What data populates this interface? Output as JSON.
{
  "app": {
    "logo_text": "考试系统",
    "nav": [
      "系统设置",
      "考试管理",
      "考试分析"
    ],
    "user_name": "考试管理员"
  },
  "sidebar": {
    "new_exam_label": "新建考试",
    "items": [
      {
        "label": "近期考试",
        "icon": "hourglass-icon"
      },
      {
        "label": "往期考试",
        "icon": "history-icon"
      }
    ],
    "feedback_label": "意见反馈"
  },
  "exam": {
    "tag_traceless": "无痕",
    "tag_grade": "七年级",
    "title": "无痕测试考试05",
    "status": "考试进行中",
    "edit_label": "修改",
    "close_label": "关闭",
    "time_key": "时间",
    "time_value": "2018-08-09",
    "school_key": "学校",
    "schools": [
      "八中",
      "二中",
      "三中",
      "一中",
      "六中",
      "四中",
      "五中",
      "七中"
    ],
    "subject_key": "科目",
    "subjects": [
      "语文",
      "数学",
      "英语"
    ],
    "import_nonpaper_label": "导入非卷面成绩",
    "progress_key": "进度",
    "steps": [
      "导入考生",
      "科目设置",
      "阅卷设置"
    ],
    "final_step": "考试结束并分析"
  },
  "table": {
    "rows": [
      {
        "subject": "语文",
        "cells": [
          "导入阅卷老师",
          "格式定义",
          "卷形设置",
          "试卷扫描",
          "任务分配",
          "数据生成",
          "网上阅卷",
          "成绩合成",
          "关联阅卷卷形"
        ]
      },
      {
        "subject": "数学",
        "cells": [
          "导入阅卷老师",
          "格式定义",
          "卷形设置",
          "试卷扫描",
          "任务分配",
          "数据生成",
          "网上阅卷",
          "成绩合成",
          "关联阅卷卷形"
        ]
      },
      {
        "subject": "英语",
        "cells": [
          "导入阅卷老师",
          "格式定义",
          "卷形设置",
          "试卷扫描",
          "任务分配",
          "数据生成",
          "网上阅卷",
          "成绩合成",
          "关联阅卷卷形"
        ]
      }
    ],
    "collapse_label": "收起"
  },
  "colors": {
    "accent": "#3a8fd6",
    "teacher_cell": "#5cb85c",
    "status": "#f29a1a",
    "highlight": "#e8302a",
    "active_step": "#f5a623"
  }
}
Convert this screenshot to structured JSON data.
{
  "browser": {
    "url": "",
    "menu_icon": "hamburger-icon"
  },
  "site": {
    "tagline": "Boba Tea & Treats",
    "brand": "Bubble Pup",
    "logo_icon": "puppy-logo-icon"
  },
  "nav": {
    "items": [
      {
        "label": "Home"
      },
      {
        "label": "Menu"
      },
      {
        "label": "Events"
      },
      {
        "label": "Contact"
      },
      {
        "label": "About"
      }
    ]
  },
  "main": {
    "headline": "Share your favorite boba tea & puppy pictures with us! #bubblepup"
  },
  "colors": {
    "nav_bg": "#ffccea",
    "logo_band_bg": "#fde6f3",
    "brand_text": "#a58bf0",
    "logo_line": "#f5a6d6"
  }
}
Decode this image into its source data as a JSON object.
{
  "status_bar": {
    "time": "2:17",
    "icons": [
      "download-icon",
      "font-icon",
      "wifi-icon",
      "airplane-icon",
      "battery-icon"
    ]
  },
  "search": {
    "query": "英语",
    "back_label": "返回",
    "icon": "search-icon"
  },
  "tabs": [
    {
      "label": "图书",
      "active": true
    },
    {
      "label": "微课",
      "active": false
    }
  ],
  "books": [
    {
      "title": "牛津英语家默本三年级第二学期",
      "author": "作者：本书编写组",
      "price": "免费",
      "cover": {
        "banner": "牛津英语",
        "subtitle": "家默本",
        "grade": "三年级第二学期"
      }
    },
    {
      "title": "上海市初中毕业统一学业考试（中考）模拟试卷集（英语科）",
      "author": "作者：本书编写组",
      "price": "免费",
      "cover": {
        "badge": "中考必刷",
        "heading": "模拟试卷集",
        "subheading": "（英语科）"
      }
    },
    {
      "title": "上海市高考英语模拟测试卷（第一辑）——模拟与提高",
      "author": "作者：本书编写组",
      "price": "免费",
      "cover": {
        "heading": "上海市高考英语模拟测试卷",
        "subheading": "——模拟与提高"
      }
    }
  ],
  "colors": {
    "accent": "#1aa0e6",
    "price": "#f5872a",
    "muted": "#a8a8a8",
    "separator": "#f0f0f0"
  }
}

:::::

Exercise aim:
Above are the records; retype every one exactly.

Full output:
What data populates this interface? Output as JSON.
{
  "app": {
    "logo_text": "考试系统",
    "nav": [
      "系统设置",
      "考试管理",
      "考试分析"
    ],
    "user_name": "考试管理员"
  },
  "sidebar": {
    "new_exam_label": "新建考试",
    "items": [
      {
        "label": "近期考试",
        "icon": "hourglass-icon"
      },
      {
        "label": "往期考试",
        "icon": "history-icon"
      }
    ],
    "feedback_label": "意见反馈"
  },
  "exam": {
    "tag_traceless": "无痕",
    "tag_grade": "七年级",
    "title": "无痕测试考试05",
    "status": "考试进行中",
    "edit_label": "修改",
    "close_label": "关闭",
    "time_key": "时间",
    "time_value": "2018-08-09",
    "school_key": "学校",
    "schools": [
      "八中",
      "二中",
      "三中",
      "一中",
      "六中",
      "四中",
      "五中",
      "七中"
    ],
    "subject_key": "科目",
    "subjects": [
      "语文",
      "数学",
      "英语"
    ],
    "import_nonpaper_label": "导入非卷面成绩",
    "progress_key": "进度",
    "steps": [
      "导入考生",
      "科目设置",
      "阅卷设置"
    ],
    "final_step": "考试结束并分析"
  },
  "table": {
    "rows": [
      {
        "subject": "语文",
        "cells": [
          "导入阅卷老师",
          "格式定义",
          "卷形设置",
          "试卷扫描",
          "任务分配",
          "数据生成",
          "网上阅卷",
          "成绩合成",
          "关联阅卷卷形"
        ]
      },
      {
        "subject": "数学",
        "cells": [
          "导入阅卷老师",
          "格式定义",
          "卷形设置",
          "试卷扫描",
          "任务分配",
          "数据生成",
          "网上阅卷",
          "成绩合成",
          "关联阅卷卷形"
        ]
      },
      {
        "subject": "英语",
        "cells": [
          "导入阅卷老师",
          "格式定义",
          "卷形设置",
          "试卷扫描",
          "任务分配",
          "数据生成",
          "网上阅卷",
          "成绩合成",
          "关联阅卷卷形"
        ]
      }
    ],
    "collapse_label": "收起"
  },
  "colors": {
    "accent": "#3a8fd6",
    "teacher_cell": "#5cb85c",
    "status": "#f29a1a",
    "highlight": "#e8302a",
    "active_step": "#f5a623"
  }
}
Convert this screenshot to structured JSON data.
{
  "browser": {
    "url": "",
    "menu_icon": "hamburger-icon"
  },
  "site": {
    "tagline": "Boba Tea & Treats",
    "brand": "Bubble Pup",
    "logo_icon": "puppy-logo-icon"
  },
  "nav": {
    "items": [
      {
        "label": "Home"
      },
      {
        "label": "Menu"
      },
      {
        "label": "Events"
      },
      {
        "label": "Contact"
      },
      {
        "label": "About"
      }
    ]
  },
  "main": {
    "headline": "Share your favorite boba tea & puppy pictures with us! #bubblepup"
  },
  "colors": {
    "nav_bg": "#ffccea",
    "logo_band_bg": "#fde6f3",
    "brand_text": "#a58bf0",
    "logo_line": "#f5a6d6"
  }
}
Decode this image into its source data as a JSON object.
{
  "status_bar": {
    "time": "2:17",
    "icons": [
      "download-icon",
      "font-icon",
      "wifi-icon",
      "airplane-icon",
      "battery-icon"
    ]
  },
  "search": {
    "query": "英语",
    "back_label": "返回",
    "icon": "search-icon"
  },
  "tabs": [
    {
      "label": "图书",
      "active": true
    },
    {
      "label": "微课",
      "active": false
    }
  ],
  "books": [
    {
      "title": "牛津英语家默本三年级第二学期",
      "author": "作者：本书编写组",
      "price": "免费",
      "cover": {
        "banner": "牛津英语",
        "subtitle": "家默本",
        "grade": "三年级第二学期"
      }
    },
    {
      "title": "上海市初中毕业统一学业考试（中考）模拟试卷集（英语科）",
      "author": "作者：本书编写组",
      "price": "免费",
      "cover": {
        "badge": "中考必刷",
        "heading": "模拟试卷集",
        "subheading": "（英语科）"
      }
    },
    {
      "title": "上海市高考英语模拟测试卷（第一辑）——模拟与提高",
      "author": "作者：本书编写组",
      "price": "免费",
      "cover": {
        "heading": "上海市高考英语模拟测试卷",
        "subheading": "——模拟与提高"
      }
    }
  ],
  "colors": {
    "accent": "#1aa0e6",
    "price": "#f5872a",
    "muted": "#a8a8a8",
    "separator": "#f0f0f0"
  }
}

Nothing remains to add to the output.